Given exercise>
Answer with a single number: how many lines in the listing below include "Spot"?
----- Stored data
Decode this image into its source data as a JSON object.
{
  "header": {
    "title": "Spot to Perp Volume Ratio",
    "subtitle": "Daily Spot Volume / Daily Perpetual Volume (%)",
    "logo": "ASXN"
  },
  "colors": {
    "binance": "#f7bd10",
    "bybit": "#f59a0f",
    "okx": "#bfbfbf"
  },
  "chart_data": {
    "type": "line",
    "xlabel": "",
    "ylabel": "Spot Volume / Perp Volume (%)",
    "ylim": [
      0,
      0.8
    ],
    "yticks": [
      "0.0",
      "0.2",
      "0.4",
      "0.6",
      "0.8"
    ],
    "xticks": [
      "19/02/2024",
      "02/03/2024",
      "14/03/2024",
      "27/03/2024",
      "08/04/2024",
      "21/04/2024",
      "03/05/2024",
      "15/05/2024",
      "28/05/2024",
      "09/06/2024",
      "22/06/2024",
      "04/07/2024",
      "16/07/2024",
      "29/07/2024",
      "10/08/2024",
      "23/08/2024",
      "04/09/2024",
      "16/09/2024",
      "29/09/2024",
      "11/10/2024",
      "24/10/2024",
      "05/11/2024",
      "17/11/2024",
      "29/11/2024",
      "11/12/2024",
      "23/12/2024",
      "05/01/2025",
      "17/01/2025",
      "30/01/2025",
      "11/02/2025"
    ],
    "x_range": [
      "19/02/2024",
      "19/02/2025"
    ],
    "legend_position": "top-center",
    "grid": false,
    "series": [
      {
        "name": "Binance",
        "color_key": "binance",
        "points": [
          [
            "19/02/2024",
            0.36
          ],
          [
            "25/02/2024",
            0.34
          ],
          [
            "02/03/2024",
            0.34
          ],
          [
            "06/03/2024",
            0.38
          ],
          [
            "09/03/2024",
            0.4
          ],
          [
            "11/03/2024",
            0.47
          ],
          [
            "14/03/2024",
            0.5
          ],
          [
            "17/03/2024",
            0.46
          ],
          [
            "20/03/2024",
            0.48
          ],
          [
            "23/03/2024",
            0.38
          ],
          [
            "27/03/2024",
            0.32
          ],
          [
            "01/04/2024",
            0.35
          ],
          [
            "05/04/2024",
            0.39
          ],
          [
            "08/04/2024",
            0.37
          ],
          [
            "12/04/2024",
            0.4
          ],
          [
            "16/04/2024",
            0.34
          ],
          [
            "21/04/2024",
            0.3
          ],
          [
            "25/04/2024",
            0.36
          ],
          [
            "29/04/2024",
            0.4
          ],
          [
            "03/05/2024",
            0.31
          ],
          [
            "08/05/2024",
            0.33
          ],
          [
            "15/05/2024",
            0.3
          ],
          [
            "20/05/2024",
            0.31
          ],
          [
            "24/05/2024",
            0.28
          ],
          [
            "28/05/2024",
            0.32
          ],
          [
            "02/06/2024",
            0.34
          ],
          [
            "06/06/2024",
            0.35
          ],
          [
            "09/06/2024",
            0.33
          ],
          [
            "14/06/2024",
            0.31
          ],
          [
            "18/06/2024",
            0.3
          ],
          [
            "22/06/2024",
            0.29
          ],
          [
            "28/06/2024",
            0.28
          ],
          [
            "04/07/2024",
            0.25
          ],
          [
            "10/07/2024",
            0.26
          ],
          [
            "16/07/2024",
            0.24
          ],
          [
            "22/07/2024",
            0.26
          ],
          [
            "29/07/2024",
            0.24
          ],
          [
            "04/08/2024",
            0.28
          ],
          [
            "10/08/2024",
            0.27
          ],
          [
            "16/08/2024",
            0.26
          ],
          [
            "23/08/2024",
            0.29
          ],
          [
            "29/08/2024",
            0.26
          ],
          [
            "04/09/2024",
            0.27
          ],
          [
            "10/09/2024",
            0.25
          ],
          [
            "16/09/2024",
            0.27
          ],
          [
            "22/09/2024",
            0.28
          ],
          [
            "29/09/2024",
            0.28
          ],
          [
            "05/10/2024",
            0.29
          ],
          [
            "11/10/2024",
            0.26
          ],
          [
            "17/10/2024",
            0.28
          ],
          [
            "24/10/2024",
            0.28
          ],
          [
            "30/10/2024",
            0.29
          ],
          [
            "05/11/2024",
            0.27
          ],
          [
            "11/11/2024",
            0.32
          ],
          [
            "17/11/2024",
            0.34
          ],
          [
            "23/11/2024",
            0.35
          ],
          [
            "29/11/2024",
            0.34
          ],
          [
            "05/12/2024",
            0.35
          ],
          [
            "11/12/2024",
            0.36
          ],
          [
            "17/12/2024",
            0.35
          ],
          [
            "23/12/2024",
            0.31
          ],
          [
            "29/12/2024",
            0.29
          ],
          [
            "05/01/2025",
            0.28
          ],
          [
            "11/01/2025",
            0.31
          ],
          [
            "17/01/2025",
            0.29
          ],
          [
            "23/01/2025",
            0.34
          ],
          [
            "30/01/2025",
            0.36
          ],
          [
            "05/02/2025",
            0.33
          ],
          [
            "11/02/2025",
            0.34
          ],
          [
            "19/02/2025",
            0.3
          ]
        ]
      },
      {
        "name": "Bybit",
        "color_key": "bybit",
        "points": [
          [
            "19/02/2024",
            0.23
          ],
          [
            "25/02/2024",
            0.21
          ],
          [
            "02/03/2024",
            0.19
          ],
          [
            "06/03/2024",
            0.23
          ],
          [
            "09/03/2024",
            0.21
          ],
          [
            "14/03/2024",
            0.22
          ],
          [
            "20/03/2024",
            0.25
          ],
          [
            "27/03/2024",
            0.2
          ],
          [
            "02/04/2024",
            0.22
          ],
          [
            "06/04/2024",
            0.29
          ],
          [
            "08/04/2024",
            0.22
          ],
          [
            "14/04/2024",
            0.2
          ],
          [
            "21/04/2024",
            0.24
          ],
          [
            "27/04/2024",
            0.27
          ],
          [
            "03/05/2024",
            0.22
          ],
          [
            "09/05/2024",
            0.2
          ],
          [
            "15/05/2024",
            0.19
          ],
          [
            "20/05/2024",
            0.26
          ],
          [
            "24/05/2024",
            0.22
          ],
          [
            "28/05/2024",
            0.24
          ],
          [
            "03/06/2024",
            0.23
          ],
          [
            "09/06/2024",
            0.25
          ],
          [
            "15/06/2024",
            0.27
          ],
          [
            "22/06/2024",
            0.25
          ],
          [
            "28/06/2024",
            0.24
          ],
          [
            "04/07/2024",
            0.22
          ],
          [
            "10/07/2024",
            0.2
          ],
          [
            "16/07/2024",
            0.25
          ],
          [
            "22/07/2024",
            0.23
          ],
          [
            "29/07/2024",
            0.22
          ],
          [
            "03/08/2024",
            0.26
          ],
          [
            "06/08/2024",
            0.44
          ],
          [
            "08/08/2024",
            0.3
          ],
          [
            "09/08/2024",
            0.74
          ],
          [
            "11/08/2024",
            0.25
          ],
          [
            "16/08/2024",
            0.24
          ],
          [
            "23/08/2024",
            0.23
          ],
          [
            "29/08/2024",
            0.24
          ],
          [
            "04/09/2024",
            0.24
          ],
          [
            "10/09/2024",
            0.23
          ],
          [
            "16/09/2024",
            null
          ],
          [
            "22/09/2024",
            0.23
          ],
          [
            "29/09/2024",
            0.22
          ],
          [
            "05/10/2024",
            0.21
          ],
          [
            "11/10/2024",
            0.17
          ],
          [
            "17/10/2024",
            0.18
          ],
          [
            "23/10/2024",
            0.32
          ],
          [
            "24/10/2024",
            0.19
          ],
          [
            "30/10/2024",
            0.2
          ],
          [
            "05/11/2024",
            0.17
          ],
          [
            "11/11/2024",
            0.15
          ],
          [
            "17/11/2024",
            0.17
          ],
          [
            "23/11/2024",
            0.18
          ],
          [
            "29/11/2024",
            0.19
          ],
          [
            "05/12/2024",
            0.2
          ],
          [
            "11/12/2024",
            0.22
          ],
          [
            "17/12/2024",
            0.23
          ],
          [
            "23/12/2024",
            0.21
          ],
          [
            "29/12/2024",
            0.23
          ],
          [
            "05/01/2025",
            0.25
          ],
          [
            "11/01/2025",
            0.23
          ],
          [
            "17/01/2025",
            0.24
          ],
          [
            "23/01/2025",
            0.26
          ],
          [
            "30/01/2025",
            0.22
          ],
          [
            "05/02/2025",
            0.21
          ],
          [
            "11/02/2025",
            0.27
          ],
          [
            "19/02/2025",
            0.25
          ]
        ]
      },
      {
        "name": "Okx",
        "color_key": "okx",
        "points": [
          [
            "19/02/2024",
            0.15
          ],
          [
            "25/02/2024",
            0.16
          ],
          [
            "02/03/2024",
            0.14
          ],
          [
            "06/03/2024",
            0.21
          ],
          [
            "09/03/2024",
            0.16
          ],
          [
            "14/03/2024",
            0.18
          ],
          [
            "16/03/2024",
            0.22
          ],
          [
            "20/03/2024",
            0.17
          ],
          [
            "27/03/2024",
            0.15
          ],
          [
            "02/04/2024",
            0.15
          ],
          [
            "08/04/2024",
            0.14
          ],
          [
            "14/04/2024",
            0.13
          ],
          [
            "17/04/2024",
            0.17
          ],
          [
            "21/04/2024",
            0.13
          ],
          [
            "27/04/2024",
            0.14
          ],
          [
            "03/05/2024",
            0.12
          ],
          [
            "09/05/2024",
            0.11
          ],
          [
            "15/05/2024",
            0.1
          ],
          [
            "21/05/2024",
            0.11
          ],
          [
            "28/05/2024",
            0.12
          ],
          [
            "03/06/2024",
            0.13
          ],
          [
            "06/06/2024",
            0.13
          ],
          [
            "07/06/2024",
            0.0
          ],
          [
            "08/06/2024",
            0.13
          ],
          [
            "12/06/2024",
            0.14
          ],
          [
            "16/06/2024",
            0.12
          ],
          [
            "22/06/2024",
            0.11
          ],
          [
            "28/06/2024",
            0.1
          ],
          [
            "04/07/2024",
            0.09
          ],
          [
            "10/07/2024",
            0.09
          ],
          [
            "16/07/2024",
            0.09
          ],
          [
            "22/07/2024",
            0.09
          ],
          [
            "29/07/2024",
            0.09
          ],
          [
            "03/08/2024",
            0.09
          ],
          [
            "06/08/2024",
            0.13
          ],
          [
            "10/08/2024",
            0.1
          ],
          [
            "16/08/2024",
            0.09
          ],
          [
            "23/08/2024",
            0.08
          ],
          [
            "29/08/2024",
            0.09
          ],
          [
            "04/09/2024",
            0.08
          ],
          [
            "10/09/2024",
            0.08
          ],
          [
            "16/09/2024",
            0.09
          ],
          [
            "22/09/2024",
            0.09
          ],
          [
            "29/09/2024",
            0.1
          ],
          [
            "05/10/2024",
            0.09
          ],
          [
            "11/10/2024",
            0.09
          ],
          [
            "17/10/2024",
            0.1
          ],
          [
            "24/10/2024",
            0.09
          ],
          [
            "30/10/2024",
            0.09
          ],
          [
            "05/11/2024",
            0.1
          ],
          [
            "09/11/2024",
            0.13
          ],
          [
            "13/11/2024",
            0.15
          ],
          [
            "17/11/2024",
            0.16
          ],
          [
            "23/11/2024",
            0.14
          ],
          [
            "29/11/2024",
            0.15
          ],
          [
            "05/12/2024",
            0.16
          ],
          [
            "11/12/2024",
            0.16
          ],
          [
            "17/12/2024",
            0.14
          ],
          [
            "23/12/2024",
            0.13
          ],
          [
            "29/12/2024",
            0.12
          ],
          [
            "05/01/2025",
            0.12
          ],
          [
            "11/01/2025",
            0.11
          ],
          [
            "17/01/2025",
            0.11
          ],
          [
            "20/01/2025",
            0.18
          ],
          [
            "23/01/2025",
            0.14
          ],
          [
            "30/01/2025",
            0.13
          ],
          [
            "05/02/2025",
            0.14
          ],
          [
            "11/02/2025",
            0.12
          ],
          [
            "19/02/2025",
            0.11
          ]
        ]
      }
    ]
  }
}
----------
Answer to the task>
3